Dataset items
:::
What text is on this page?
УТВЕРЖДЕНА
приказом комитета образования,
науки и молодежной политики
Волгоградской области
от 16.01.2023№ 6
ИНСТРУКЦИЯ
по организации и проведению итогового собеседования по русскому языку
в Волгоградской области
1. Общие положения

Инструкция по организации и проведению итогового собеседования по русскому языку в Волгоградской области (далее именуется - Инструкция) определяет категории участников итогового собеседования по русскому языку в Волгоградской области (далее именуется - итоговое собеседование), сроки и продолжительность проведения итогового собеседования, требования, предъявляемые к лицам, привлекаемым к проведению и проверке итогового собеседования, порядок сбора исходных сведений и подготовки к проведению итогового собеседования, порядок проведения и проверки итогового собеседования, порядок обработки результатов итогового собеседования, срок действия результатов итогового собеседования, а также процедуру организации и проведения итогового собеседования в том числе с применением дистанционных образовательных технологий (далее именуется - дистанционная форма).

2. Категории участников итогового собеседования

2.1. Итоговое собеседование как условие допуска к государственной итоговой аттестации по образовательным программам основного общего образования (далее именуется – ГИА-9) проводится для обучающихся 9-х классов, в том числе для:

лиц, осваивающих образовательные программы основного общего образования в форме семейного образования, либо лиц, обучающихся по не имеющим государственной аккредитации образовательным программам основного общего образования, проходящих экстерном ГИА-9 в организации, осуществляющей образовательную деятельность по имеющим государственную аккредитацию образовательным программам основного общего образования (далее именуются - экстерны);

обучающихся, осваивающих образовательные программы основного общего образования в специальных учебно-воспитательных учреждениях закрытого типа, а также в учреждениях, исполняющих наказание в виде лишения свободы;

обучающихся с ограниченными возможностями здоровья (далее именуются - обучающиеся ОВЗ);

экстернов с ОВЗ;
:::
* [Request] What is the number of lines in the data holding the word "участников"? Reply with that number only.

* [Written answer] 2